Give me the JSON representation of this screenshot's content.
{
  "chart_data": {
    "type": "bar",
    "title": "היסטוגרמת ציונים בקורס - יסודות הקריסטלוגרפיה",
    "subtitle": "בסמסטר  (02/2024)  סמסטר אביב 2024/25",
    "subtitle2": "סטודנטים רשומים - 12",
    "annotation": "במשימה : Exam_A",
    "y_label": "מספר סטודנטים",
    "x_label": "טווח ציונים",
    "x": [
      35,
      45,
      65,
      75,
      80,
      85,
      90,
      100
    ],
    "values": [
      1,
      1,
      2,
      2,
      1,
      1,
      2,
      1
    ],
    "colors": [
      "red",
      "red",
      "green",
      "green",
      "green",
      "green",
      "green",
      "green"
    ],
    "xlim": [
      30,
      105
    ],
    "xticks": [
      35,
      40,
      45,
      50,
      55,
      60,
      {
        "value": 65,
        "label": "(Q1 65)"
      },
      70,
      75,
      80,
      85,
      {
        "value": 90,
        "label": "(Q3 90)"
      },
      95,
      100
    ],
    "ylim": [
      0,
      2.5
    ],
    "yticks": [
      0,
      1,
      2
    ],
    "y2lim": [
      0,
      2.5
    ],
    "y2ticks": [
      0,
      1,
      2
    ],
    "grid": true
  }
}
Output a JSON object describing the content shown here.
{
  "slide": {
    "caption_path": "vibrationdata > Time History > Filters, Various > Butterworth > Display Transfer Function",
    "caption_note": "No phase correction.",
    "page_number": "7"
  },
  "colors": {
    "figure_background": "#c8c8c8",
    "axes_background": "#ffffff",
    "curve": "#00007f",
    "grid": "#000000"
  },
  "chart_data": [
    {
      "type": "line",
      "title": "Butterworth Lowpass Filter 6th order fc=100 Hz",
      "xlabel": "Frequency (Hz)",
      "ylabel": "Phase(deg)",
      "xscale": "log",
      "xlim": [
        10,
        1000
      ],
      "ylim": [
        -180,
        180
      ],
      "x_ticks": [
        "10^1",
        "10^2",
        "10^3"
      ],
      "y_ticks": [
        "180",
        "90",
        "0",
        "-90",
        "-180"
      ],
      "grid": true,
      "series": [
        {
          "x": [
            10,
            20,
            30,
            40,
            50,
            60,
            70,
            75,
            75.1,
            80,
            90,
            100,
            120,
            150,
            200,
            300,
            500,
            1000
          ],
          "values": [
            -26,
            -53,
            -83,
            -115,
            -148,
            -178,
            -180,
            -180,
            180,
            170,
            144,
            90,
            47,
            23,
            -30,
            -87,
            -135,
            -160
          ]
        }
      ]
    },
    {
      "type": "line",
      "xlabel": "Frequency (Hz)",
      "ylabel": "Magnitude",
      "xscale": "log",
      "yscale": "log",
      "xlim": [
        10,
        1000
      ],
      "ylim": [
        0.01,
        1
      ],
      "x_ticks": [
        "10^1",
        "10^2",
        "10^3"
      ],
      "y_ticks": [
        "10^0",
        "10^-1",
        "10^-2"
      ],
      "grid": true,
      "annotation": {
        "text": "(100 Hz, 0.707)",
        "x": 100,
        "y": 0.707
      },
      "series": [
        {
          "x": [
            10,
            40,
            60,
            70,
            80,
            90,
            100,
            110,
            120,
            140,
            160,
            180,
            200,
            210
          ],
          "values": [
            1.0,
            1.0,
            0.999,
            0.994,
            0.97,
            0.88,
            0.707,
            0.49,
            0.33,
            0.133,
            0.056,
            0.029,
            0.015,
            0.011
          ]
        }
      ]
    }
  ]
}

--*--

● Work to be completed
Return the listing above in its exact form.

● Exercise solution
Give me the JSON representation of this screenshot's content.
{
  "chart_data": {
    "type": "bar",
    "title": "היסטוגרמת ציונים בקורס - יסודות הקריסטלוגרפיה",
    "subtitle": "בסמסטר  (02/2024)  סמסטר אביב 2024/25",
    "subtitle2": "סטודנטים רשומים - 12",
    "annotation": "במשימה : Exam_A",
    "y_label": "מספר סטודנטים",
    "x_label": "טווח ציונים",
    "x": [
      35,
      45,
      65,
      75,
      80,
      85,
      90,
      100
    ],
    "values": [
      1,
      1,
      2,
      2,
      1,
      1,
      2,
      1
    ],
    "colors": [
      "red",
      "red",
      "green",
      "green",
      "green",
      "green",
      "green",
      "green"
    ],
    "xlim": [
      30,
      105
    ],
    "xticks": [
      35,
      40,
      45,
      50,
      55,
      60,
      {
        "value": 65,
        "label": "(Q1 65)"
      },
      70,
      75,
      80,
      85,
      {
        "value": 90,
        "label": "(Q3 90)"
      },
      95,
      100
    ],
    "ylim": [
      0,
      2.5
    ],
    "yticks": [
      0,
      1,
      2
    ],
    "y2lim": [
      0,
      2.5
    ],
    "y2ticks": [
      0,
      1,
      2
    ],
    "grid": true
  }
}
Output a JSON object describing the content shown here.
{
  "slide": {
    "caption_path": "vibrationdata > Time History > Filters, Various > Butterworth > Display Transfer Function",
    "caption_note": "No phase correction.",
    "page_number": "7"
  },
  "colors": {
    "figure_background": "#c8c8c8",
    "axes_background": "#ffffff",
    "curve": "#00007f",
    "grid": "#000000"
  },
  "chart_data": [
    {
      "type": "line",
      "title": "Butterworth Lowpass Filter 6th order fc=100 Hz",
      "xlabel": "Frequency (Hz)",
      "ylabel": "Phase(deg)",
      "xscale": "log",
      "xlim": [
        10,
        1000
      ],
      "ylim": [
        -180,
        180
      ],
      "x_ticks": [
        "10^1",
        "10^2",
        "10^3"
      ],
      "y_ticks": [
        "180",
        "90",
        "0",
        "-90",
        "-180"
      ],
      "grid": true,
      "series": [
        {
          "x": [
            10,
            20,
            30,
            40,
            50,
            60,
            70,
            75,
            75.1,
            80,
            90,
            100,
            120,
            150,
            200,
            300,
            500,
            1000
          ],
          "values": [
            -26,
            -53,
            -83,
            -115,
            -148,
            -178,
            -180,
            -180,
            180,
            170,
            144,
            90,
            47,
            23,
            -30,
            -87,
            -135,
            -160
          ]
        }
      ]
    },
    {
      "type": "line",
      "xlabel": "Frequency (Hz)",
      "ylabel": "Magnitude",
      "xscale": "log",
      "yscale": "log",
      "xlim": [
        10,
        1000
      ],
      "ylim": [
        0.01,
        1
      ],
      "x_ticks": [
        "10^1",
        "10^2",
        "10^3"
      ],
      "y_ticks": [
        "10^0",
        "10^-1",
        "10^-2"
      ],
      "grid": true,
      "annotation": {
        "text": "(100 Hz, 0.707)",
        "x": 100,
        "y": 0.707
      },
      "series": [
        {
          "x": [
            10,
            40,
            60,
            70,
            80,
            90,
            100,
            110,
            120,
            140,
            160,
            180,
            200,
            210
          ],
          "values": [
            1.0,
            1.0,
            0.999,
            0.994,
            0.97,
            0.88,
            0.707,
            0.49,
            0.33,
            0.133,
            0.056,
            0.029,
            0.015,
            0.011
          ]
        }
      ]
    }
  ]
}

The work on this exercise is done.